> **THE EXERCISE**:
Filter the records for lines holding the string "part".

> **PROVIDED DATA**:
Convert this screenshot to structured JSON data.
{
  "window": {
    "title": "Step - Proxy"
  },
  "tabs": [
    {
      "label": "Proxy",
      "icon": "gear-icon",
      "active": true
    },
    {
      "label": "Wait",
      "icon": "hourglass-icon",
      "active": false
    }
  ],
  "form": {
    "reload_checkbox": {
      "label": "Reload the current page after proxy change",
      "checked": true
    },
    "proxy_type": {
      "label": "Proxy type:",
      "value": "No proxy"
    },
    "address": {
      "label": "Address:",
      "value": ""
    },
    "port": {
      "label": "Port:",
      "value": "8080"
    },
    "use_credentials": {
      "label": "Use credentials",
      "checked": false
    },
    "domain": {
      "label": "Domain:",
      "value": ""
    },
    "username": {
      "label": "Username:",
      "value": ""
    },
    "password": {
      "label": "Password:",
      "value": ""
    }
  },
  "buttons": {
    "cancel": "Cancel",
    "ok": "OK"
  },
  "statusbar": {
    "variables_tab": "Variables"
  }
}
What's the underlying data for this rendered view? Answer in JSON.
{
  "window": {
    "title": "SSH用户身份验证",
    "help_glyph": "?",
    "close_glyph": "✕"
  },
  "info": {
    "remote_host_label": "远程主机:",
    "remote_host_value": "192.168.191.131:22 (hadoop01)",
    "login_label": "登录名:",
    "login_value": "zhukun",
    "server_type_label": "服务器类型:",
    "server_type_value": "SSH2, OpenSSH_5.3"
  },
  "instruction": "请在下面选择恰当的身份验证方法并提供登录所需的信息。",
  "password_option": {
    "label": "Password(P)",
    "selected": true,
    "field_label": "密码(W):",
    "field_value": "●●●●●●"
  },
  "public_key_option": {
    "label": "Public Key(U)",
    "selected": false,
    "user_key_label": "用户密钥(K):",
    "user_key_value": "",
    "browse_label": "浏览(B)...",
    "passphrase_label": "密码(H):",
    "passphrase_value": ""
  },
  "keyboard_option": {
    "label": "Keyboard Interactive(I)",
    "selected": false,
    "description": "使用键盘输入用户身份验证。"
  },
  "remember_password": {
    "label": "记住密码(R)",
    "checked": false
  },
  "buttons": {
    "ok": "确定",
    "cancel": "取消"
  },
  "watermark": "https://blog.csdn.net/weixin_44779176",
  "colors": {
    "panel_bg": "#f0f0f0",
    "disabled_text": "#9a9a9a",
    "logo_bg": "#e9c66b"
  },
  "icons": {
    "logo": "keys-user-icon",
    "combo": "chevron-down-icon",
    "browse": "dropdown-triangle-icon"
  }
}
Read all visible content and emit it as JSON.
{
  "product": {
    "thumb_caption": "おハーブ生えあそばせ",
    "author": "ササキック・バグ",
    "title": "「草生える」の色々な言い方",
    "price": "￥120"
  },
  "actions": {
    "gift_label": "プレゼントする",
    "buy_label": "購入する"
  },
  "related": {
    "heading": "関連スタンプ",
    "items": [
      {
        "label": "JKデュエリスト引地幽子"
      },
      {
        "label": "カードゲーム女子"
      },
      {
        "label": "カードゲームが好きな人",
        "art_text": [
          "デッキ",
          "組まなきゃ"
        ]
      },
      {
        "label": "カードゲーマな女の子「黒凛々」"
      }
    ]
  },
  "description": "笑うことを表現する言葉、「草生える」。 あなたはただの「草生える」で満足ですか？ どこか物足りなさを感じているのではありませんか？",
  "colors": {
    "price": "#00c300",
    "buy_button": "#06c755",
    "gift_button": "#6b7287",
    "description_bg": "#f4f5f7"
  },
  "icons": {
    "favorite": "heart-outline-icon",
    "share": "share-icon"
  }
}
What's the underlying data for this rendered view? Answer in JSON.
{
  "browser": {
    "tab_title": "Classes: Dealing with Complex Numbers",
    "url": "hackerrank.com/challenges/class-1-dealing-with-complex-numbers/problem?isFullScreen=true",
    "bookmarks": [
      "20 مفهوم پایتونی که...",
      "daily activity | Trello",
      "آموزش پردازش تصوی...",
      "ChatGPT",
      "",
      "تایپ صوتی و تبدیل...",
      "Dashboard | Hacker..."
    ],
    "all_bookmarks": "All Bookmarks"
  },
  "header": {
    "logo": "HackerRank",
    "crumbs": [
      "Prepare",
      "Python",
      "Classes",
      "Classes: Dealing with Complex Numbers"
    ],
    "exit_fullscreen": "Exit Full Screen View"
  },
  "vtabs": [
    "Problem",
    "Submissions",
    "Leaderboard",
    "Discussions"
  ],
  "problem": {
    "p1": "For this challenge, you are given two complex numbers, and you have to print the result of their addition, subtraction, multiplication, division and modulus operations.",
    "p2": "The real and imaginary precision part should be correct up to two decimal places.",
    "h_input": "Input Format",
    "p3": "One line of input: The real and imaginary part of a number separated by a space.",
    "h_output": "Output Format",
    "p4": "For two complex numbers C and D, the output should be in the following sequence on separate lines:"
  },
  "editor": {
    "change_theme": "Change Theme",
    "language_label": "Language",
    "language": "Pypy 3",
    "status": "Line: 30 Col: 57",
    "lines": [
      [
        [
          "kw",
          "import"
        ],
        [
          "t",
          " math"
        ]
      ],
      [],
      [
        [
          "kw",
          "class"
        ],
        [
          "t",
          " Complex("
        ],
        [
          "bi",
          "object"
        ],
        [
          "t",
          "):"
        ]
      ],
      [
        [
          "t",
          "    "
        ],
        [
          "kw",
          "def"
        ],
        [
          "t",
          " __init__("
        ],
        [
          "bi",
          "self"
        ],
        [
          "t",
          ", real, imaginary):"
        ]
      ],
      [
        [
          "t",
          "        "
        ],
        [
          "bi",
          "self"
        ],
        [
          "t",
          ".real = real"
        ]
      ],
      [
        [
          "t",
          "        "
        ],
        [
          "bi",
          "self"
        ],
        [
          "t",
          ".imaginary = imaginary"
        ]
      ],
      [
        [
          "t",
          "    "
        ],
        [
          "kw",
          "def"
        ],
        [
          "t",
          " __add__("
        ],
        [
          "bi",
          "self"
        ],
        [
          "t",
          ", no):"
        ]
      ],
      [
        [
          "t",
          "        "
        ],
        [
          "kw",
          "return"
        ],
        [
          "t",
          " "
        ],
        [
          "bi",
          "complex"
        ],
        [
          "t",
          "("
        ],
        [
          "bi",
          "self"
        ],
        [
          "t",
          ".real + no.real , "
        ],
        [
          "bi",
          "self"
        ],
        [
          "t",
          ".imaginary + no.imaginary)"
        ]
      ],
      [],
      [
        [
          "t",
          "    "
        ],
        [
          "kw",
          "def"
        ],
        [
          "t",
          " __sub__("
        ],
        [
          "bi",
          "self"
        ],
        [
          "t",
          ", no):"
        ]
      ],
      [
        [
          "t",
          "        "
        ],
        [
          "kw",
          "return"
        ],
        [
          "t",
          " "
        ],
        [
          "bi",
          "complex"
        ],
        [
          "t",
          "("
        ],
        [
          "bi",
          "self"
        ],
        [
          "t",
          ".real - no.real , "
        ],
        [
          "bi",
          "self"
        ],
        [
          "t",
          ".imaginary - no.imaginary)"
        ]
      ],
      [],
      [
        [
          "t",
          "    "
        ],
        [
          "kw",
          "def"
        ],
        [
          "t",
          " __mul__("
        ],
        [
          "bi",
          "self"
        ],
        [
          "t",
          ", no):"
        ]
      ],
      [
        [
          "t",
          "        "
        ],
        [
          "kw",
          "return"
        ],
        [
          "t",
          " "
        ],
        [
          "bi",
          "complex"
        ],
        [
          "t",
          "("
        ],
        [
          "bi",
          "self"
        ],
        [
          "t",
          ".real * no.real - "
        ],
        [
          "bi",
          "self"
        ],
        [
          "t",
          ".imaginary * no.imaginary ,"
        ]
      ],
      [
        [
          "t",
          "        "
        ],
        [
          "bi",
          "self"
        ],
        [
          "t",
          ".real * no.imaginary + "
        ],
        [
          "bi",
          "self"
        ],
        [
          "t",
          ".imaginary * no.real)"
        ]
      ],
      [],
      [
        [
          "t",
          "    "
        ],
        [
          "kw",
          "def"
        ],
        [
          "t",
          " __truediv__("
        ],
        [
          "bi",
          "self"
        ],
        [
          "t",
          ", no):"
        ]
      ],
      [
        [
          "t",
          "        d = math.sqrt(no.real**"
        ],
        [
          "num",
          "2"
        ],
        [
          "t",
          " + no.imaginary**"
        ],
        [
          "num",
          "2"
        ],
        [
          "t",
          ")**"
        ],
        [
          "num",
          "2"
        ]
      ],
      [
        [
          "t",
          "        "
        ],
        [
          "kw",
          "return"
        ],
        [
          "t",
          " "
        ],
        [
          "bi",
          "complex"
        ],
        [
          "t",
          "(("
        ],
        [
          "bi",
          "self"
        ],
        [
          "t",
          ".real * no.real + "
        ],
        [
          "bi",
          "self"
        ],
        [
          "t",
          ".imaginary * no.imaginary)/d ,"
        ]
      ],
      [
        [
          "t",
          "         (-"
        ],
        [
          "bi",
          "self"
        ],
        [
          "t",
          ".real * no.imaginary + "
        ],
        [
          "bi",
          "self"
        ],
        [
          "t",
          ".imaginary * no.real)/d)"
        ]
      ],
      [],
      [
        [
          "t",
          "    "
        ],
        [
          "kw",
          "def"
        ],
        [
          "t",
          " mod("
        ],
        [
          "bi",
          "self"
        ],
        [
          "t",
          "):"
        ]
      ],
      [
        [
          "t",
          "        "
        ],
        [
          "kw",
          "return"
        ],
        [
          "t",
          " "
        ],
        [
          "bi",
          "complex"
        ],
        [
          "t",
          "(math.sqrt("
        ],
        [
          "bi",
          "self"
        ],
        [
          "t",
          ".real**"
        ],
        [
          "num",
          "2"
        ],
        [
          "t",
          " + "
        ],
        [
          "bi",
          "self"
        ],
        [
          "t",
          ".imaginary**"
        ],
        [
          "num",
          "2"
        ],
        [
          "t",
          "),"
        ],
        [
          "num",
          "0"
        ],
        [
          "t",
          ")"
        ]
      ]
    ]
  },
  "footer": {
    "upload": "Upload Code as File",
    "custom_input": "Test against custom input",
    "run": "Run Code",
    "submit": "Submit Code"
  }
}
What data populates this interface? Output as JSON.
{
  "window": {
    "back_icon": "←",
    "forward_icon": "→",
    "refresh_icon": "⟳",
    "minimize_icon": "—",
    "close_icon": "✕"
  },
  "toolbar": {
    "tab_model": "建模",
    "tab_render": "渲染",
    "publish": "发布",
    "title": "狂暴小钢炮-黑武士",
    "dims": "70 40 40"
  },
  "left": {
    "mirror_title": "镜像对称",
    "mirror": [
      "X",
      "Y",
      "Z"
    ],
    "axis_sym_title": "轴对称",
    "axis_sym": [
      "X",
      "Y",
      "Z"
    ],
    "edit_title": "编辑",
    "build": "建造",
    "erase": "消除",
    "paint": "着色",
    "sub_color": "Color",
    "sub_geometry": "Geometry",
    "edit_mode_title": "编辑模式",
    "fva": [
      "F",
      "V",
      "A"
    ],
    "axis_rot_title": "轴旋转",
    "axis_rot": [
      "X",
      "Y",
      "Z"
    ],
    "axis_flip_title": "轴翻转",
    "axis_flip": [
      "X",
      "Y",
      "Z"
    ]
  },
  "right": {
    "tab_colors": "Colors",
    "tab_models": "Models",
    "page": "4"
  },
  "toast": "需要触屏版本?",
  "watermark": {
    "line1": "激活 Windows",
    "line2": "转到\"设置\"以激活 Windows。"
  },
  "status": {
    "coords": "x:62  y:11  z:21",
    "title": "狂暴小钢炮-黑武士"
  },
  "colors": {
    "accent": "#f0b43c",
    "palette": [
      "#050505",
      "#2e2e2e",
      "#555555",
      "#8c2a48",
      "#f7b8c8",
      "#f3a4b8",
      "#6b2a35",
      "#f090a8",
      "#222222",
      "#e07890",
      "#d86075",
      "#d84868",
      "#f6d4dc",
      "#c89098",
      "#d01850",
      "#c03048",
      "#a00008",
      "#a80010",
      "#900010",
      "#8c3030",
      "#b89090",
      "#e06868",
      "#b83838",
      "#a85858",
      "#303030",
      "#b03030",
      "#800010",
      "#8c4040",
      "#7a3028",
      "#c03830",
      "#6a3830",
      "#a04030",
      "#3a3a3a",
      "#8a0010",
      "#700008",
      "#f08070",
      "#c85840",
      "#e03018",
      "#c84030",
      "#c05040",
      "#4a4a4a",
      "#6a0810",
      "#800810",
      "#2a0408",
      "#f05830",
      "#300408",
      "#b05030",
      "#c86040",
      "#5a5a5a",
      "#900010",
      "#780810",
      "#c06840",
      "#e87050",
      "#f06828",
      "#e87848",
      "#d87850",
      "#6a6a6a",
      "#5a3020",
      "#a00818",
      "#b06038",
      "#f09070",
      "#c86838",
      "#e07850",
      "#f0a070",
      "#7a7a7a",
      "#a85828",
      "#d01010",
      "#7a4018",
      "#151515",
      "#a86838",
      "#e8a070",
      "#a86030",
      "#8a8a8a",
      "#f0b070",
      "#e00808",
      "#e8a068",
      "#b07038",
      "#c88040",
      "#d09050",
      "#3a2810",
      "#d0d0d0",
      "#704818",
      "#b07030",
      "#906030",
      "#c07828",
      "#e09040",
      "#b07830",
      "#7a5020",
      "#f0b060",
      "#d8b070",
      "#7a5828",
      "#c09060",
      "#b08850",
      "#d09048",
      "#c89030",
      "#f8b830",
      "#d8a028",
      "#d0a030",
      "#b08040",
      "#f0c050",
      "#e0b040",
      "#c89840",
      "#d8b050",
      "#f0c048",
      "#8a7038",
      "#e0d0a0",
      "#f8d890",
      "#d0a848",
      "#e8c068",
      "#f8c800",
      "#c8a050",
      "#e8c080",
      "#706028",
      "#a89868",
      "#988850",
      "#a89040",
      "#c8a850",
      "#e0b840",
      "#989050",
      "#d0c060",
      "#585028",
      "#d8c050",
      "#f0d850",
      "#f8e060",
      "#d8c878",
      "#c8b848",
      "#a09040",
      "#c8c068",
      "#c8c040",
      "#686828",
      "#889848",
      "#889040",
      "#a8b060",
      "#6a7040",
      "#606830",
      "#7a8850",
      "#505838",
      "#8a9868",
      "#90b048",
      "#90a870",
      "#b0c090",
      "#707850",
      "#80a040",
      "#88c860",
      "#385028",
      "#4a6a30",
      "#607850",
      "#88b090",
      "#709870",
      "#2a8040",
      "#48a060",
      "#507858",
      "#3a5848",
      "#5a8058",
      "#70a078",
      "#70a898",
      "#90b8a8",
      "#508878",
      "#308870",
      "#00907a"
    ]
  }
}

> **WORKED SOLUTION**:
    "p2": "The real and imaginary precision part should be correct up to two decimal places.",
    "p3": "One line of input: The real and imaginary part of a number separated by a space.",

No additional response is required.